TASK INPUTS —
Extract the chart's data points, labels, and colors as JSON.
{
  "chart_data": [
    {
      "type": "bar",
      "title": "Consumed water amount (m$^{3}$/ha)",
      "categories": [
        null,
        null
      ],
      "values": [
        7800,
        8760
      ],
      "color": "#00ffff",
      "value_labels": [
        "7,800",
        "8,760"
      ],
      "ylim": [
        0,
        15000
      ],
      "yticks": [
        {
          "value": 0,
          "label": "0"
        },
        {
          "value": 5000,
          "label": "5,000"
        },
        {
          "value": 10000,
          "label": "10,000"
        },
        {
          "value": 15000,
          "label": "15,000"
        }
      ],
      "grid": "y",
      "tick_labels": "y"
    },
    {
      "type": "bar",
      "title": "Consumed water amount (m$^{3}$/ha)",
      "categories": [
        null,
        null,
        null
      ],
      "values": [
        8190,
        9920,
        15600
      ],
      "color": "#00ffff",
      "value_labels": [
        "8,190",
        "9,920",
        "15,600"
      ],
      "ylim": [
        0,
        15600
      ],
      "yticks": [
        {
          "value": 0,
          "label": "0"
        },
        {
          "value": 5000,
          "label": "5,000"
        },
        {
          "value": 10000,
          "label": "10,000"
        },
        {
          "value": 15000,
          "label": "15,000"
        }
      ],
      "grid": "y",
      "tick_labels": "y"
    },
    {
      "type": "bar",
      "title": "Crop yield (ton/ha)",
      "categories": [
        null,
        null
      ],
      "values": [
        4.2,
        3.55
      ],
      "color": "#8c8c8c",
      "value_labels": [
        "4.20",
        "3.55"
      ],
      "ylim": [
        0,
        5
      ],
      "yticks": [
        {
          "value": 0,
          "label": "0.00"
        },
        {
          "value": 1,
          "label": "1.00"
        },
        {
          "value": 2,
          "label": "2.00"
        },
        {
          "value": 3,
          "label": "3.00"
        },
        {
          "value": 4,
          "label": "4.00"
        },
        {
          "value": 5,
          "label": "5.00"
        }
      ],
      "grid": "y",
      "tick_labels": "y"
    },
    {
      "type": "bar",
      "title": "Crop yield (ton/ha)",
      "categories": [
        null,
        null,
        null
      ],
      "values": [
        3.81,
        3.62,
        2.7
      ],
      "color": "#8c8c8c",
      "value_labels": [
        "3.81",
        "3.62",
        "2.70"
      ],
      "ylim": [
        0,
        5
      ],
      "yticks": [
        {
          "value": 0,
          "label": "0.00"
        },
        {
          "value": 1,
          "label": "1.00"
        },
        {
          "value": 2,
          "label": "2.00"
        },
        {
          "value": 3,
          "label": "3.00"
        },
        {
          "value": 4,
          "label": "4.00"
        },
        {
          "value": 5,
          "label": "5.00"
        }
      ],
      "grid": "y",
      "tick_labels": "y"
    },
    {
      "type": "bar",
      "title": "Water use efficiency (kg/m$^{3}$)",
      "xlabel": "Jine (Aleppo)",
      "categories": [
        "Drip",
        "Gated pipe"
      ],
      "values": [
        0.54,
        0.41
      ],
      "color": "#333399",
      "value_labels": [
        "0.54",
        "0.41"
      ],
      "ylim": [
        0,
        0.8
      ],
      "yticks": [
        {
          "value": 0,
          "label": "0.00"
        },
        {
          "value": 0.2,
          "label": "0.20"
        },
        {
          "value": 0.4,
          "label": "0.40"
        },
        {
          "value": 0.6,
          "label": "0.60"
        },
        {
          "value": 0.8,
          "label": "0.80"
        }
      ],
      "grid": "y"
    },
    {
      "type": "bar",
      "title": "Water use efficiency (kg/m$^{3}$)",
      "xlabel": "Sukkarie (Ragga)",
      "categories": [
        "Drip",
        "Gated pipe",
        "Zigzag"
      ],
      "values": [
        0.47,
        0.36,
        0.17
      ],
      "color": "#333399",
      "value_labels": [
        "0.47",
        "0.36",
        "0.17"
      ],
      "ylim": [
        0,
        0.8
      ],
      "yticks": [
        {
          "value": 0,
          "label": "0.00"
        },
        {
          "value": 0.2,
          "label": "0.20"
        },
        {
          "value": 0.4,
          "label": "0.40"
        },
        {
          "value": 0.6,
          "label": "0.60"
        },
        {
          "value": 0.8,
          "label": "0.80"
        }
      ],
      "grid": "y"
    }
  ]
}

TASK TO COMPLETE —
Using the listing above, reproduce each line without omission.

RESULT OF THE TASK —
Extract the chart's data points, labels, and colors as JSON.
{
  "chart_data": [
    {
      "type": "bar",
      "title": "Consumed water amount (m$^{3}$/ha)",
      "categories": [
        null,
        null
      ],
      "values": [
        7800,
        8760
      ],
      "color": "#00ffff",
      "value_labels": [
        "7,800",
        "8,760"
      ],
      "ylim": [
        0,
        15000
      ],
      "yticks": [
        {
          "value": 0,
          "label": "0"
        },
        {
          "value": 5000,
          "label": "5,000"
        },
        {
          "value": 10000,
          "label": "10,000"
        },
        {
          "value": 15000,
          "label": "15,000"
        }
      ],
      "grid": "y",
      "tick_labels": "y"
    },
    {
      "type": "bar",
      "title": "Consumed water amount (m$^{3}$/ha)",
      "categories": [
        null,
        null,
        null
      ],
      "values": [
        8190,
        9920,
        15600
      ],
      "color": "#00ffff",
      "value_labels": [
        "8,190",
        "9,920",
        "15,600"
      ],
      "ylim": [
        0,
        15600
      ],
      "yticks": [
        {
          "value": 0,
          "label": "0"
        },
        {
          "value": 5000,
          "label": "5,000"
        },
        {
          "value": 10000,
          "label": "10,000"
        },
        {
          "value": 15000,
          "label": "15,000"
        }
      ],
      "grid": "y",
      "tick_labels": "y"
    },
    {
      "type": "bar",
      "title": "Crop yield (ton/ha)",
      "categories": [
        null,
        null
      ],
      "values": [
        4.2,
        3.55
      ],
      "color": "#8c8c8c",
      "value_labels": [
        "4.20",
        "3.55"
      ],
      "ylim": [
        0,
        5
      ],
      "yticks": [
        {
          "value": 0,
          "label": "0.00"
        },
        {
          "value": 1,
          "label": "1.00"
        },
        {
          "value": 2,
          "label": "2.00"
        },
        {
          "value": 3,
          "label": "3.00"
        },
        {
          "value": 4,
          "label": "4.00"
        },
        {
          "value": 5,
          "label": "5.00"
        }
      ],
      "grid": "y",
      "tick_labels": "y"
    },
    {
      "type": "bar",
      "title": "Crop yield (ton/ha)",
      "categories": [
        null,
        null,
        null
      ],
      "values": [
        3.81,
        3.62,
        2.7
      ],
      "color": "#8c8c8c",
      "value_labels": [
        "3.81",
        "3.62",
        "2.70"
      ],
      "ylim": [
        0,
        5
      ],
      "yticks": [
        {
          "value": 0,
          "label": "0.00"
        },
        {
          "value": 1,
          "label": "1.00"
        },
        {
          "value": 2,
          "label": "2.00"
        },
        {
          "value": 3,
          "label": "3.00"
        },
        {
          "value": 4,
          "label": "4.00"
        },
        {
          "value": 5,
          "label": "5.00"
        }
      ],
      "grid": "y",
      "tick_labels": "y"
    },
    {
      "type": "bar",
      "title": "Water use efficiency (kg/m$^{3}$)",
      "xlabel": "Jine (Aleppo)",
      "categories": [
        "Drip",
        "Gated pipe"
      ],
      "values": [
        0.54,
        0.41
      ],
      "color": "#333399",
      "value_labels": [
        "0.54",
        "0.41"
      ],
      "ylim": [
        0,
        0.8
      ],
      "yticks": [
        {
          "value": 0,
          "label": "0.00"
        },
        {
          "value": 0.2,
          "label": "0.20"
        },
        {
          "value": 0.4,
          "label": "0.40"
        },
        {
          "value": 0.6,
          "label": "0.60"
        },
        {
          "value": 0.8,
          "label": "0.80"
        }
      ],
      "grid": "y"
    },
    {
      "type": "bar",
      "title": "Water use efficiency (kg/m$^{3}$)",
      "xlabel": "Sukkarie (Ragga)",
      "categories": [
        "Drip",
        "Gated pipe",
        "Zigzag"
      ],
      "values": [
        0.47,
        0.36,
        0.17
      ],
      "color": "#333399",
      "value_labels": [
        "0.47",
        "0.36",
        "0.17"
      ],
      "ylim": [
        0,
        0.8
      ],
      "yticks": [
        {
          "value": 0,
          "label": "0.00"
        },
        {
          "value": 0.2,
          "label": "0.20"
        },
        {
          "value": 0.4,
          "label": "0.40"
        },
        {
          "value": 0.6,
          "label": "0.60"
        },
        {
          "value": 0.8,
          "label": "0.80"
        }
      ],
      "grid": "y"
    }
  ]
}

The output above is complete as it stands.